* **PROMPT**
Will you extract the entries word for word? Images should not appear in the copy.

* **DATA PROVIDED**
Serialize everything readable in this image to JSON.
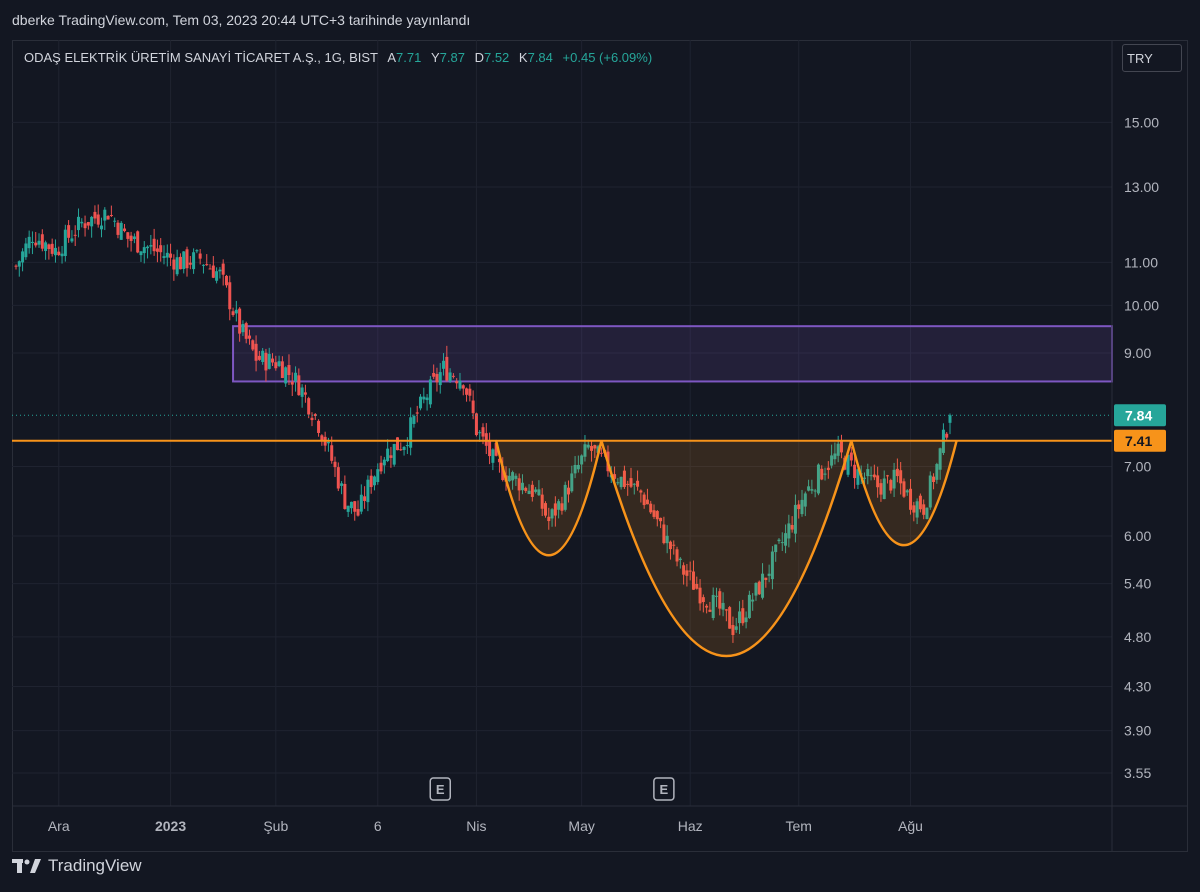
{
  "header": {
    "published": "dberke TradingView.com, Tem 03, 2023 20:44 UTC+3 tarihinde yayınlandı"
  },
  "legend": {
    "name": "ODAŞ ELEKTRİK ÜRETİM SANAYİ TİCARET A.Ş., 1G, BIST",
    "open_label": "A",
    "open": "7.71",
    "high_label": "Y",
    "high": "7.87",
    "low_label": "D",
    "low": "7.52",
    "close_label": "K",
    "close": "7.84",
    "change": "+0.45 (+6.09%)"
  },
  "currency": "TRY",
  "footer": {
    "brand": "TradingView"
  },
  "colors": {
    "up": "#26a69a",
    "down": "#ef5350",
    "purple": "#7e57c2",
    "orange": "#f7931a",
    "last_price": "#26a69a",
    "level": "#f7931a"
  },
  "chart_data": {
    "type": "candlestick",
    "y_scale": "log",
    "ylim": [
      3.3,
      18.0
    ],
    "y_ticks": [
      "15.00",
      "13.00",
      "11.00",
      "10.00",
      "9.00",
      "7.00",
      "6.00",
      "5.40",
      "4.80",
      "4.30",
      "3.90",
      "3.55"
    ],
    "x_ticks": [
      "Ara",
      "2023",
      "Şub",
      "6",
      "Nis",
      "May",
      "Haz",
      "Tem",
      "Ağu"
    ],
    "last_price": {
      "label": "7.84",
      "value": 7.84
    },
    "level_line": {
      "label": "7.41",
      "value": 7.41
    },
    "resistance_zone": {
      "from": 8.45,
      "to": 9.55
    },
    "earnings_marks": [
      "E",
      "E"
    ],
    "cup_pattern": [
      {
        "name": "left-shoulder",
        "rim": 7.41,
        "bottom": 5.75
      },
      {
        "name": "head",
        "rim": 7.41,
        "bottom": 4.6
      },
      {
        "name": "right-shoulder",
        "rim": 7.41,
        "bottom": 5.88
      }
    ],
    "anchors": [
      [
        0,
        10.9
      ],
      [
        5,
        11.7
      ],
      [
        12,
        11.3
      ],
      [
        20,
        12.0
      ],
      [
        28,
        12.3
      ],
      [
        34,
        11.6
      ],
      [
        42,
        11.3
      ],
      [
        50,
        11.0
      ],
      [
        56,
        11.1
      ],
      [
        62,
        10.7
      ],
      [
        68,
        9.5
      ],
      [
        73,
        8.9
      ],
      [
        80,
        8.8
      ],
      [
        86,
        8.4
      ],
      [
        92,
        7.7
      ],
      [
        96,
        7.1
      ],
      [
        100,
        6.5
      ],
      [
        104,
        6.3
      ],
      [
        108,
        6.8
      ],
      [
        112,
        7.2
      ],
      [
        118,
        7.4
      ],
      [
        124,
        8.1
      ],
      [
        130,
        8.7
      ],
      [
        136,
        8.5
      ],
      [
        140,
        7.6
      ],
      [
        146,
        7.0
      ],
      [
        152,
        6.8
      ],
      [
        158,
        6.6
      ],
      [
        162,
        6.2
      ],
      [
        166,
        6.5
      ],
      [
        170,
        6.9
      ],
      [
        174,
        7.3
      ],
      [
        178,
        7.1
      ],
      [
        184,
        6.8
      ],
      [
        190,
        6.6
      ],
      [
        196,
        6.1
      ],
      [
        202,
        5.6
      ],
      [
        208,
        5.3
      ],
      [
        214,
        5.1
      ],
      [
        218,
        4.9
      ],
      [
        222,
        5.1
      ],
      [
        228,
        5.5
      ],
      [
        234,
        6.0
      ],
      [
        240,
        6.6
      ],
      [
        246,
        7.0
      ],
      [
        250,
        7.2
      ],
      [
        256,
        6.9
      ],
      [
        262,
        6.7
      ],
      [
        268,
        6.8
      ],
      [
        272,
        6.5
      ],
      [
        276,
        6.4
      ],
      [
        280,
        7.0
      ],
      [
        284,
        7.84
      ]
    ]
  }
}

* **TASK OUTPUT**
Serialize everything readable in this image to JSON.
{
  "header": {
    "published": "dberke TradingView.com, Tem 03, 2023 20:44 UTC+3 tarihinde yayınlandı"
  },
  "legend": {
    "name": "ODAŞ ELEKTRİK ÜRETİM SANAYİ TİCARET A.Ş., 1G, BIST",
    "open_label": "A",
    "open": "7.71",
    "high_label": "Y",
    "high": "7.87",
    "low_label": "D",
    "low": "7.52",
    "close_label": "K",
    "close": "7.84",
    "change": "+0.45 (+6.09%)"
  },
  "currency": "TRY",
  "footer": {
    "brand": "TradingView"
  },
  "colors": {
    "up": "#26a69a",
    "down": "#ef5350",
    "purple": "#7e57c2",
    "orange": "#f7931a",
    "last_price": "#26a69a",
    "level": "#f7931a"
  },
  "chart_data": {
    "type": "candlestick",
    "y_scale": "log",
    "ylim": [
      3.3,
      18.0
    ],
    "y_ticks": [
      "15.00",
      "13.00",
      "11.00",
      "10.00",
      "9.00",
      "7.00",
      "6.00",
      "5.40",
      "4.80",
      "4.30",
      "3.90",
      "3.55"
    ],
    "x_ticks": [
      "Ara",
      "2023",
      "Şub",
      "6",
      "Nis",
      "May",
      "Haz",
      "Tem",
      "Ağu"
    ],
    "last_price": {
      "label": "7.84",
      "value": 7.84
    },
    "level_line": {
      "label": "7.41",
      "value": 7.41
    },
    "resistance_zone": {
      "from": 8.45,
      "to": 9.55
    },
    "earnings_marks": [
      "E",
      "E"
    ],
    "cup_pattern": [
      {
        "name": "left-shoulder",
        "rim": 7.41,
        "bottom": 5.75
      },
      {
        "name": "head",
        "rim": 7.41,
        "bottom": 4.6
      },
      {
        "name": "right-shoulder",
        "rim": 7.41,
        "bottom": 5.88
      }
    ],
    "anchors": [
      [
        0,
        10.9
      ],
      [
        5,
        11.7
      ],
      [
        12,
        11.3
      ],
      [
        20,
        12.0
      ],
      [
        28,
        12.3
      ],
      [
        34,
        11.6
      ],
      [
        42,
        11.3
      ],
      [
        50,
        11.0
      ],
      [
        56,
        11.1
      ],
      [
        62,
        10.7
      ],
      [
        68,
        9.5
      ],
      [
        73,
        8.9
      ],
      [
        80,
        8.8
      ],
      [
        86,
        8.4
      ],
      [
        92,
        7.7
      ],
      [
        96,
        7.1
      ],
      [
        100,
        6.5
      ],
      [
        104,
        6.3
      ],
      [
        108,
        6.8
      ],
      [
        112,
        7.2
      ],
      [
        118,
        7.4
      ],
      [
        124,
        8.1
      ],
      [
        130,
        8.7
      ],
      [
        136,
        8.5
      ],
      [
        140,
        7.6
      ],
      [
        146,
        7.0
      ],
      [
        152,
        6.8
      ],
      [
        158,
        6.6
      ],
      [
        162,
        6.2
      ],
      [
        166,
        6.5
      ],
      [
        170,
        6.9
      ],
      [
        174,
        7.3
      ],
      [
        178,
        7.1
      ],
      [
        184,
        6.8
      ],
      [
        190,
        6.6
      ],
      [
        196,
        6.1
      ],
      [
        202,
        5.6
      ],
      [
        208,
        5.3
      ],
      [
        214,
        5.1
      ],
      [
        218,
        4.9
      ],
      [
        222,
        5.1
      ],
      [
        228,
        5.5
      ],
      [
        234,
        6.0
      ],
      [
        240,
        6.6
      ],
      [
        246,
        7.0
      ],
      [
        250,
        7.2
      ],
      [
        256,
        6.9
      ],
      [
        262,
        6.7
      ],
      [
        268,
        6.8
      ],
      [
        272,
        6.5
      ],
      [
        276,
        6.4
      ],
      [
        280,
        7.0
      ],
      [
        284,
        7.84
      ]
    ]
  }
}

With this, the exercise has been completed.